Your answer must consist solely of the number of lines that contain the word "color".

+ + + + + + +

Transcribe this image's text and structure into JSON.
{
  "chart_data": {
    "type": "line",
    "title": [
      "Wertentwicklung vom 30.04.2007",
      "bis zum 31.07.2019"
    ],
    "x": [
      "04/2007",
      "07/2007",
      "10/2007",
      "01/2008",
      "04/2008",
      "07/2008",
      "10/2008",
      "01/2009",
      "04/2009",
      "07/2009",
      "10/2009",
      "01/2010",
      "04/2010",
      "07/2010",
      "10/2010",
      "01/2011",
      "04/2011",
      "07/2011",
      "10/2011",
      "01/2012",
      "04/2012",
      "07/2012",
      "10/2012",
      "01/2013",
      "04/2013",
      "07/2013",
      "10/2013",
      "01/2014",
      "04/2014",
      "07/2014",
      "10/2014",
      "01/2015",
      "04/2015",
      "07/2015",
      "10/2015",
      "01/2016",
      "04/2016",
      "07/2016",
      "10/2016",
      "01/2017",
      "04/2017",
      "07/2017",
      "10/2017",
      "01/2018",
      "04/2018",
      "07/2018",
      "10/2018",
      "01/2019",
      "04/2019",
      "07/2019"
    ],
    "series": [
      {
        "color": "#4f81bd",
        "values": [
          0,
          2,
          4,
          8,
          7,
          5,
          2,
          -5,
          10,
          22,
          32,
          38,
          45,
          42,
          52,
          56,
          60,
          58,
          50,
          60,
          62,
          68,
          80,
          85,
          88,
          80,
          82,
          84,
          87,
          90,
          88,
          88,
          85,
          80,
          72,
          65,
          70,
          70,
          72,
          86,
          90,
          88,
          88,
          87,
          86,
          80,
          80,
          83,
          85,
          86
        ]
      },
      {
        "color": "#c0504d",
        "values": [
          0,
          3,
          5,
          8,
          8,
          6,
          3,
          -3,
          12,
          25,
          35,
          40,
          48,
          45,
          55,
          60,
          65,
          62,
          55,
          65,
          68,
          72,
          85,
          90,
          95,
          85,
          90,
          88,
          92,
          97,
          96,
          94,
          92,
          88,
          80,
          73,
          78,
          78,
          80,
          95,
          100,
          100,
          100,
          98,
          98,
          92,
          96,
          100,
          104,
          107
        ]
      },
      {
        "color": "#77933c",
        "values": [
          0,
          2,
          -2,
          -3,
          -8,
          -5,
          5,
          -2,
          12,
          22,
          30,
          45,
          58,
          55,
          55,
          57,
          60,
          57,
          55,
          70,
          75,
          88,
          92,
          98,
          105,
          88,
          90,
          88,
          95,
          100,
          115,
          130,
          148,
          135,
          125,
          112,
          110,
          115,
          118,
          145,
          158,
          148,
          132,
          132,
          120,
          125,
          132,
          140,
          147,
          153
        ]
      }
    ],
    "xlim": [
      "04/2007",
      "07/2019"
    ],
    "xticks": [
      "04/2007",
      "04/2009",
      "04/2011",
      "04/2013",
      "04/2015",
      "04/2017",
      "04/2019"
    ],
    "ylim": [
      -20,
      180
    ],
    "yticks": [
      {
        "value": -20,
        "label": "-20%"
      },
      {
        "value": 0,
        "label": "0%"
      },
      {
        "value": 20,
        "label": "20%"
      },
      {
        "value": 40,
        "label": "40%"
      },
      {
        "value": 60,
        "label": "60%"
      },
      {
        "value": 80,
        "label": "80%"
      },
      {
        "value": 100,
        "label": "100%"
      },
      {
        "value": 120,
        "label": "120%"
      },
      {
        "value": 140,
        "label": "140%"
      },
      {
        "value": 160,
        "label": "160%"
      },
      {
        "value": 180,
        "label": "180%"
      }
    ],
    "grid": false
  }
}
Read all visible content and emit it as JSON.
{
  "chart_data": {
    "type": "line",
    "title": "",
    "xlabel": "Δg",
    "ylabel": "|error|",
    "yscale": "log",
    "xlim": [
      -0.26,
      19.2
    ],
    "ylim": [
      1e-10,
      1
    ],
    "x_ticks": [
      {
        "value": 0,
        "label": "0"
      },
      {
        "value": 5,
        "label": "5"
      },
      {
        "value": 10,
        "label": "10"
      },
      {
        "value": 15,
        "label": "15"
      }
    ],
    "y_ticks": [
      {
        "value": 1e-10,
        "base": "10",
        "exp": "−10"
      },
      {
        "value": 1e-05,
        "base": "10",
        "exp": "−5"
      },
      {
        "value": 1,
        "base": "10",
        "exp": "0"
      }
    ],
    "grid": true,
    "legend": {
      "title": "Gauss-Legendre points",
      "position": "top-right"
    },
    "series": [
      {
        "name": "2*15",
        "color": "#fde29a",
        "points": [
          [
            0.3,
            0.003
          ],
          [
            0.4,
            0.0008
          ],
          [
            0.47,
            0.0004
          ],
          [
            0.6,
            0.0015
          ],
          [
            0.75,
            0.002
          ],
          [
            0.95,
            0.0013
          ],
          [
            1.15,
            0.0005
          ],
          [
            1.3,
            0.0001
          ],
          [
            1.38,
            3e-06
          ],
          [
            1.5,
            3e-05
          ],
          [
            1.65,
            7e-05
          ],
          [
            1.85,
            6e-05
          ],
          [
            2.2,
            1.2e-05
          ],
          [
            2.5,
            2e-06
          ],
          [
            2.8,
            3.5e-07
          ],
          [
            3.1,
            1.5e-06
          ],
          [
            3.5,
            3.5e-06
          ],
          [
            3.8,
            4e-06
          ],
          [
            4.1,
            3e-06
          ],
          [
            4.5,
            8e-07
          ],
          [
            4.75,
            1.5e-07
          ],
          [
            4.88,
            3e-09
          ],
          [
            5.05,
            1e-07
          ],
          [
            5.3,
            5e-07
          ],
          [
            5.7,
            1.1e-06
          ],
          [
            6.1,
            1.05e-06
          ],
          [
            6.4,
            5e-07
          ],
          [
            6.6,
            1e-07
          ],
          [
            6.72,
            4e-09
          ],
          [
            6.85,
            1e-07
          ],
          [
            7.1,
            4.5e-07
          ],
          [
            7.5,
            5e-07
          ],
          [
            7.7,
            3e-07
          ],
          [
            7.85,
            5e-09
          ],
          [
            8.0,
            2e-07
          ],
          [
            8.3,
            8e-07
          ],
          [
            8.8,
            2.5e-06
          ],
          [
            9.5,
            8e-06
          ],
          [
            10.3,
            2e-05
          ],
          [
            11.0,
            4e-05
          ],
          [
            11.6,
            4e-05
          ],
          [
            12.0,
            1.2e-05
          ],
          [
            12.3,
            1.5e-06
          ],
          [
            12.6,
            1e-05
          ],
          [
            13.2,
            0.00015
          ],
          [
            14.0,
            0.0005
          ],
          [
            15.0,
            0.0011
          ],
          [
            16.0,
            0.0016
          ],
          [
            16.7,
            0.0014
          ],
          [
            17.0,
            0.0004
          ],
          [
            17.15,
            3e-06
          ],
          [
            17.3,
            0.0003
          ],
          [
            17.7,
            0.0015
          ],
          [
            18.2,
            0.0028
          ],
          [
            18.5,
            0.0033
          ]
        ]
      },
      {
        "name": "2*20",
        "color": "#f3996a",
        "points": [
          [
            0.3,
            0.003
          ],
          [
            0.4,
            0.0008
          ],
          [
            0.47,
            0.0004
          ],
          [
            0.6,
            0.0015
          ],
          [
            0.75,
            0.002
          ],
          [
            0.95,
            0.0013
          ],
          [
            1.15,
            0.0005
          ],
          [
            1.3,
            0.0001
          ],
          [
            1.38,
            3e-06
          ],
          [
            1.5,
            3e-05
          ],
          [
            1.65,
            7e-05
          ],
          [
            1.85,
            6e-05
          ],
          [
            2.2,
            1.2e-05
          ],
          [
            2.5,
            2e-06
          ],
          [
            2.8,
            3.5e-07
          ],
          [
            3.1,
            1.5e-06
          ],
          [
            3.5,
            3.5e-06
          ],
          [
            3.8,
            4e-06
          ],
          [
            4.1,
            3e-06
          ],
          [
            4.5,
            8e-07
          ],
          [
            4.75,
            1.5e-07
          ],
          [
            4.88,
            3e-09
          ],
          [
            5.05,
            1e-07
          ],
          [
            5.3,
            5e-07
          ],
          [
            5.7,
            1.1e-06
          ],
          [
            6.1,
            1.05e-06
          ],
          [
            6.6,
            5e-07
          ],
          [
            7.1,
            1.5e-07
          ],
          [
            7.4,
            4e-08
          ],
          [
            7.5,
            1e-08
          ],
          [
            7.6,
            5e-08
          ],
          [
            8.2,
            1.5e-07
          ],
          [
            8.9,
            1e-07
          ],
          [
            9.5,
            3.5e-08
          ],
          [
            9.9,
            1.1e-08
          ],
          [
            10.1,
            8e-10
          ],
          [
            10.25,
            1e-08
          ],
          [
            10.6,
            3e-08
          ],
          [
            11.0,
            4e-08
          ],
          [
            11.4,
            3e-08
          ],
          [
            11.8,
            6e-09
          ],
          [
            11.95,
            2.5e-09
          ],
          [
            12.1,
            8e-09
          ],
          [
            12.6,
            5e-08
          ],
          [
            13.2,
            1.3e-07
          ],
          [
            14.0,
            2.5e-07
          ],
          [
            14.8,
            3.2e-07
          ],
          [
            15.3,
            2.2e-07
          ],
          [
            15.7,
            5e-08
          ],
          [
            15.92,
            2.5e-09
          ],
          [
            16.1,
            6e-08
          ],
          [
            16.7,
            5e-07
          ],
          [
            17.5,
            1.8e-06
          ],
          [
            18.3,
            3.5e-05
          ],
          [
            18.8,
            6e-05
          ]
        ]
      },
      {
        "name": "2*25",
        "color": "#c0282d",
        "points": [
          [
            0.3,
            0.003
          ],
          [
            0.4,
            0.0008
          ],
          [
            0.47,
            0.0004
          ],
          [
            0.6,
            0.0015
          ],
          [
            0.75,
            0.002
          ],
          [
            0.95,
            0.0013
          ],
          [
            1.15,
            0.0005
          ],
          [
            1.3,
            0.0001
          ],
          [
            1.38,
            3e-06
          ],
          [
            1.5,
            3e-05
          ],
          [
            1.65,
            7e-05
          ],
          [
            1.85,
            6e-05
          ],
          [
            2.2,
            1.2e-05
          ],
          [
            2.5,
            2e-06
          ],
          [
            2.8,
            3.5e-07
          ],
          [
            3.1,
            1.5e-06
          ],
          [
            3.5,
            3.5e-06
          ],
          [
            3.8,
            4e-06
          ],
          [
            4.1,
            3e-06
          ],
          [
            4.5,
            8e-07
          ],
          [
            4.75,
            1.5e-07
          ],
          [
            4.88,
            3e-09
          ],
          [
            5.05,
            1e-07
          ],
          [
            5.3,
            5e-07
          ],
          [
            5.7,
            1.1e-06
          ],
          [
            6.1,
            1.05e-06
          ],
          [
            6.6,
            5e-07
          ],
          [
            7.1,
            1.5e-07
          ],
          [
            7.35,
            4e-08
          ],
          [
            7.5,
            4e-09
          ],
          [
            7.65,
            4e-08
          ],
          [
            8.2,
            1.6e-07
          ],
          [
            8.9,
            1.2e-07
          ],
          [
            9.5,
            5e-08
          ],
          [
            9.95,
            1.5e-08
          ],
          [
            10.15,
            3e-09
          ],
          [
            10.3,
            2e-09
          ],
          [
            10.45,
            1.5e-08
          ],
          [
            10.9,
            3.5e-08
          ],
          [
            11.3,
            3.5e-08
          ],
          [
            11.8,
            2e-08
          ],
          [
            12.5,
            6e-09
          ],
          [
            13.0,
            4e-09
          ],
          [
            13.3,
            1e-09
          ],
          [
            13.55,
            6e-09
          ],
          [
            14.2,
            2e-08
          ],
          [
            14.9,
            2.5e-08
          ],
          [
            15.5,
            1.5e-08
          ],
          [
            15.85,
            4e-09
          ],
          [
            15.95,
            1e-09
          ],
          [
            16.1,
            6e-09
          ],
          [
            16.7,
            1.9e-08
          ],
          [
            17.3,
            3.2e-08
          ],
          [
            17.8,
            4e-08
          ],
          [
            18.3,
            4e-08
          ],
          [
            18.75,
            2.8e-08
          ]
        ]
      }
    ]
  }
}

+ + + + + + +

SOLVED PROBLEM
6